Material supplied:
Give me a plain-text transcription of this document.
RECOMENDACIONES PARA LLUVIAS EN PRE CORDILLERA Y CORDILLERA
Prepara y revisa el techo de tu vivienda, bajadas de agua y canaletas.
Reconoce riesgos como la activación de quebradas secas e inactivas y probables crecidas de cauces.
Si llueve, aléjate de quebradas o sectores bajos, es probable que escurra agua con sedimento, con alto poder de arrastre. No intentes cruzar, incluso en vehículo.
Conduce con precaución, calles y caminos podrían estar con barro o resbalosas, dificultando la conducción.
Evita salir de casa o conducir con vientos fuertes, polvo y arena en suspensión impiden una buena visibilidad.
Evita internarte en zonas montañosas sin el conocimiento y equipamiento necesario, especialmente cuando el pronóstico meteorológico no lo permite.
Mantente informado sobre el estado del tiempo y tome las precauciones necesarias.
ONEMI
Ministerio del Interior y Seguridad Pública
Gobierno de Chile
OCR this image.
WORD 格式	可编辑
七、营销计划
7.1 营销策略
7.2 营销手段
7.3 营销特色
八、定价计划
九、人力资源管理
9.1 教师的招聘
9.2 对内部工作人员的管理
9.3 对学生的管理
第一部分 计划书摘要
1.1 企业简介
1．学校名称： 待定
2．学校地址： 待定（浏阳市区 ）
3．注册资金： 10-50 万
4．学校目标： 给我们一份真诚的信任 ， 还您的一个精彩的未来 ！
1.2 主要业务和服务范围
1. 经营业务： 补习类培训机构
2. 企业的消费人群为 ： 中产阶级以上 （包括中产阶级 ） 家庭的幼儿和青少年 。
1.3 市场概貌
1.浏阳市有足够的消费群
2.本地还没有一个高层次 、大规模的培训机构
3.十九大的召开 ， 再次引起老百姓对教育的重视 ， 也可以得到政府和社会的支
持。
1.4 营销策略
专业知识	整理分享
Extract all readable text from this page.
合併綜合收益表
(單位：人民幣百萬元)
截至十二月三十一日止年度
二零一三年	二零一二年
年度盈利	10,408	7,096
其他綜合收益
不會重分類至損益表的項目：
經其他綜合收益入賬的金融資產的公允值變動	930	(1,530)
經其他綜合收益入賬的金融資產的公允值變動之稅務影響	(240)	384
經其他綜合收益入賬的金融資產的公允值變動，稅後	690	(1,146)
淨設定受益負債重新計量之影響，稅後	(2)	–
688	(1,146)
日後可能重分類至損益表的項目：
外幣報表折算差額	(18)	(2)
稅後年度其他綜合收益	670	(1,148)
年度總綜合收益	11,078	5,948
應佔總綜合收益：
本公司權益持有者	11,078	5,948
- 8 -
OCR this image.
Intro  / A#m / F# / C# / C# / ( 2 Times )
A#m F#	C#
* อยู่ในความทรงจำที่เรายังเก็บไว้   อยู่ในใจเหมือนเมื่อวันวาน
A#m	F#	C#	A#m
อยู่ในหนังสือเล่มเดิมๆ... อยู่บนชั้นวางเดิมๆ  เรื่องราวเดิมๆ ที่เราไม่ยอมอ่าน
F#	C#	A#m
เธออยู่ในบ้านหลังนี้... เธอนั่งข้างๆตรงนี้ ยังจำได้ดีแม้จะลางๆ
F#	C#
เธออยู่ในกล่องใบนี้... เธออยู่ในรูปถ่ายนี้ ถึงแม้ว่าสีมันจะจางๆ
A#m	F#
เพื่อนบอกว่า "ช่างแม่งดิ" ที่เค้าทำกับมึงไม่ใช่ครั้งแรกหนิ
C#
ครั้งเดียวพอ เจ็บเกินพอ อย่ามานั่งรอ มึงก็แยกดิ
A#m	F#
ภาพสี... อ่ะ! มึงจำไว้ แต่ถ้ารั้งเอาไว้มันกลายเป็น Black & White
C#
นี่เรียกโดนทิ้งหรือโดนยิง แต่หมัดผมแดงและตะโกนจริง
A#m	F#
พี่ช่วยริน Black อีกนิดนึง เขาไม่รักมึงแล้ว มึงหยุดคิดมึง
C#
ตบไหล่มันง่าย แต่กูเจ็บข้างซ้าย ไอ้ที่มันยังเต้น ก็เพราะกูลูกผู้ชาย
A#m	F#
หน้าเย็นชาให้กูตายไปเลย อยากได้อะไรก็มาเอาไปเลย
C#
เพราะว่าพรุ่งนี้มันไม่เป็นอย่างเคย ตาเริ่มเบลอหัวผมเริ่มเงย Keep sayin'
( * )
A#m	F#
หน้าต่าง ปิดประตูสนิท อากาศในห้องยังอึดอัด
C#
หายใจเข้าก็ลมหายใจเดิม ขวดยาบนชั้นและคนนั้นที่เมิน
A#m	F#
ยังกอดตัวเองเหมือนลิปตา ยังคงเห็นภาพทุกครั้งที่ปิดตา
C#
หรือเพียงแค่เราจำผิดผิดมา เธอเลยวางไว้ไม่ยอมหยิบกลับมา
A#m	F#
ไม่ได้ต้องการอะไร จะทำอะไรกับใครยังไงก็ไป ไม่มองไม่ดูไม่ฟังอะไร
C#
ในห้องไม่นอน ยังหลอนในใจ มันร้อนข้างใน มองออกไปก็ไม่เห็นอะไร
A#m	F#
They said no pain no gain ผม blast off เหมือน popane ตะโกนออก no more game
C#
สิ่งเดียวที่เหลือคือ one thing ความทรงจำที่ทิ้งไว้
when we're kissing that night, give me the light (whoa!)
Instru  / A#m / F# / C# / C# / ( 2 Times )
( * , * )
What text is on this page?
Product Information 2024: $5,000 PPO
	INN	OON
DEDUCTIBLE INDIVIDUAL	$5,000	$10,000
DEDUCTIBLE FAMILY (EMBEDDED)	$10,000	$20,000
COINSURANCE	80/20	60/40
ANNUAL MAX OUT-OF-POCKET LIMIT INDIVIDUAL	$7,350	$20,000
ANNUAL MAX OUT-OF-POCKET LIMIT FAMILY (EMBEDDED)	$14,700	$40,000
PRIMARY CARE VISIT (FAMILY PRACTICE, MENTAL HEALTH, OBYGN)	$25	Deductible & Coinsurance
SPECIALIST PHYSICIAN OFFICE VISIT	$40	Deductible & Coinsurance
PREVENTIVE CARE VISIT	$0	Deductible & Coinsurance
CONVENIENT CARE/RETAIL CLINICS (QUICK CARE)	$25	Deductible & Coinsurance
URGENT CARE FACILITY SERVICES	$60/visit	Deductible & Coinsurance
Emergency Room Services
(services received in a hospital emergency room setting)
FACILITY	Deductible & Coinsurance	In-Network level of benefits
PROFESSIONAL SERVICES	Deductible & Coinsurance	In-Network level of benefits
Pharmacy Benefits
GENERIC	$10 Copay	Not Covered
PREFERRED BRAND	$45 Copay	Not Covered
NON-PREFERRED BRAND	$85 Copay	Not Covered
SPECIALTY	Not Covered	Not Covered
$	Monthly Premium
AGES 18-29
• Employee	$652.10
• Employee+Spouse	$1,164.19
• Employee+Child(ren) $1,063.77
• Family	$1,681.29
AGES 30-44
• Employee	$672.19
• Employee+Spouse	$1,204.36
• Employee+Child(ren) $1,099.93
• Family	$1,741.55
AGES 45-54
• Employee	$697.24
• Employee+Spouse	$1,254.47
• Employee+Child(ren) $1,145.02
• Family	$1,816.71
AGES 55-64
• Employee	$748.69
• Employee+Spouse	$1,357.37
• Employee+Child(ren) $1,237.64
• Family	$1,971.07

Stated exercise: Return each line where "Copay" shows up.

Solution to this problem:
GENERIC	$10 Copay	Not Covered
PREFERRED BRAND	$45 Copay	Not Covered
NON-PREFERRED BRAND	$85 Copay	Not Covered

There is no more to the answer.